#### WRITTEN TASK
Exactly repeat the full listing that follows.

#### LISTING
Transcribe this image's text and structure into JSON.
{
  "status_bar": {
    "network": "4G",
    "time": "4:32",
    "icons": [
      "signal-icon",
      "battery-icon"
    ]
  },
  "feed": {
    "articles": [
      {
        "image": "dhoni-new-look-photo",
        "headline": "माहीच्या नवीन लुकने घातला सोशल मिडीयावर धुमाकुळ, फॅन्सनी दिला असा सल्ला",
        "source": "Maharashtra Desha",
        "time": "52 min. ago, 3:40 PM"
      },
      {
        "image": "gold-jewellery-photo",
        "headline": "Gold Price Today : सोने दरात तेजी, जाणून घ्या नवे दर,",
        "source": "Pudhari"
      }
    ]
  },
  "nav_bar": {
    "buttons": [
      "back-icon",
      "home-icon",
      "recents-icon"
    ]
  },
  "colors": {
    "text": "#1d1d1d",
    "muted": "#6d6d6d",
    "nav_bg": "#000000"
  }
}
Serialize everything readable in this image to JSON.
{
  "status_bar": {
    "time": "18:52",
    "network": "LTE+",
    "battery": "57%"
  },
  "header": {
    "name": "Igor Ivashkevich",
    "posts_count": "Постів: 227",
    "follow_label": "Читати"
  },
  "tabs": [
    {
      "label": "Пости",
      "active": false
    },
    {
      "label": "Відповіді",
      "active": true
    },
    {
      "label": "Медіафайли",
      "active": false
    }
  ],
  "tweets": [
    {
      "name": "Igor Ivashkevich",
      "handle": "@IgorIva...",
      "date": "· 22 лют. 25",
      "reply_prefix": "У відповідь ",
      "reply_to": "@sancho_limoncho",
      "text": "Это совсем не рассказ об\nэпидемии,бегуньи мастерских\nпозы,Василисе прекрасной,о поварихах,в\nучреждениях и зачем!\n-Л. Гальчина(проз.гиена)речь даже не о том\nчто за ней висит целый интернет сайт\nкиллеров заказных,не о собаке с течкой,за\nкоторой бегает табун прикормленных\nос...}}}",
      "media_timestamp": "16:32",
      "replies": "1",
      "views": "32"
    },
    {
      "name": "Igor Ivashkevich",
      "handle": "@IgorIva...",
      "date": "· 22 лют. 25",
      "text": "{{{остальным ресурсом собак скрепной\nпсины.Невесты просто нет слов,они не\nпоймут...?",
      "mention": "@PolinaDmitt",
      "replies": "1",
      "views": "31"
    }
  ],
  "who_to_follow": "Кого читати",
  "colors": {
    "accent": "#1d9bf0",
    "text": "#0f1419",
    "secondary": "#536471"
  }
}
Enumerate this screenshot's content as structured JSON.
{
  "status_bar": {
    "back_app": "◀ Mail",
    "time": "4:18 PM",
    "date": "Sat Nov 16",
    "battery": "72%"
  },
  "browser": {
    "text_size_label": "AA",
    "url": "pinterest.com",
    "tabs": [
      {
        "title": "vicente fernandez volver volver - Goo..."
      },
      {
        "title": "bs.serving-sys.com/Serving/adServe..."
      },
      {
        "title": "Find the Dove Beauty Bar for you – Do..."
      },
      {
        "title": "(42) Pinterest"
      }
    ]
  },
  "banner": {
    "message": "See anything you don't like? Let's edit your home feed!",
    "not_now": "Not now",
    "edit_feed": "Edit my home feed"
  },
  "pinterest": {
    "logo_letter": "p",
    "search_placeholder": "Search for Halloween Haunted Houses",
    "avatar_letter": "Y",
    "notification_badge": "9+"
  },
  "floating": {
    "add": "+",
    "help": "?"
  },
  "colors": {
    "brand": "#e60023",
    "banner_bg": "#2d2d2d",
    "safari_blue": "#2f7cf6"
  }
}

#### RESULT BELOW
Transcribe this image's text and structure into JSON.
{
  "status_bar": {
    "network": "4G",
    "time": "4:32",
    "icons": [
      "signal-icon",
      "battery-icon"
    ]
  },
  "feed": {
    "articles": [
      {
        "image": "dhoni-new-look-photo",
        "headline": "माहीच्या नवीन लुकने घातला सोशल मिडीयावर धुमाकुळ, फॅन्सनी दिला असा सल्ला",
        "source": "Maharashtra Desha",
        "time": "52 min. ago, 3:40 PM"
      },
      {
        "image": "gold-jewellery-photo",
        "headline": "Gold Price Today : सोने दरात तेजी, जाणून घ्या नवे दर,",
        "source": "Pudhari"
      }
    ]
  },
  "nav_bar": {
    "buttons": [
      "back-icon",
      "home-icon",
      "recents-icon"
    ]
  },
  "colors": {
    "text": "#1d1d1d",
    "muted": "#6d6d6d",
    "nav_bg": "#000000"
  }
}
Serialize everything readable in this image to JSON.
{
  "status_bar": {
    "time": "18:52",
    "network": "LTE+",
    "battery": "57%"
  },
  "header": {
    "name": "Igor Ivashkevich",
    "posts_count": "Постів: 227",
    "follow_label": "Читати"
  },
  "tabs": [
    {
      "label": "Пости",
      "active": false
    },
    {
      "label": "Відповіді",
      "active": true
    },
    {
      "label": "Медіафайли",
      "active": false
    }
  ],
  "tweets": [
    {
      "name": "Igor Ivashkevich",
      "handle": "@IgorIva...",
      "date": "· 22 лют. 25",
      "reply_prefix": "У відповідь ",
      "reply_to": "@sancho_limoncho",
      "text": "Это совсем не рассказ об\nэпидемии,бегуньи мастерских\nпозы,Василисе прекрасной,о поварихах,в\nучреждениях и зачем!\n-Л. Гальчина(проз.гиена)речь даже не о том\nчто за ней висит целый интернет сайт\nкиллеров заказных,не о собаке с течкой,за\nкоторой бегает табун прикормленных\nос...}}}",
      "media_timestamp": "16:32",
      "replies": "1",
      "views": "32"
    },
    {
      "name": "Igor Ivashkevich",
      "handle": "@IgorIva...",
      "date": "· 22 лют. 25",
      "text": "{{{остальным ресурсом собак скрепной\nпсины.Невесты просто нет слов,они не\nпоймут...?",
      "mention": "@PolinaDmitt",
      "replies": "1",
      "views": "31"
    }
  ],
  "who_to_follow": "Кого читати",
  "colors": {
    "accent": "#1d9bf0",
    "text": "#0f1419",
    "secondary": "#536471"
  }
}
Enumerate this screenshot's content as structured JSON.
{
  "status_bar": {
    "back_app": "◀ Mail",
    "time": "4:18 PM",
    "date": "Sat Nov 16",
    "battery": "72%"
  },
  "browser": {
    "text_size_label": "AA",
    "url": "pinterest.com",
    "tabs": [
      {
        "title": "vicente fernandez volver volver - Goo..."
      },
      {
        "title": "bs.serving-sys.com/Serving/adServe..."
      },
      {
        "title": "Find the Dove Beauty Bar for you – Do..."
      },
      {
        "title": "(42) Pinterest"
      }
    ]
  },
  "banner": {
    "message": "See anything you don't like? Let's edit your home feed!",
    "not_now": "Not now",
    "edit_feed": "Edit my home feed"
  },
  "pinterest": {
    "logo_letter": "p",
    "search_placeholder": "Search for Halloween Haunted Houses",
    "avatar_letter": "Y",
    "notification_badge": "9+"
  },
  "floating": {
    "add": "+",
    "help": "?"
  },
  "colors": {
    "brand": "#e60023",
    "banner_bg": "#2d2d2d",
    "safari_blue": "#2f7cf6"
  }
}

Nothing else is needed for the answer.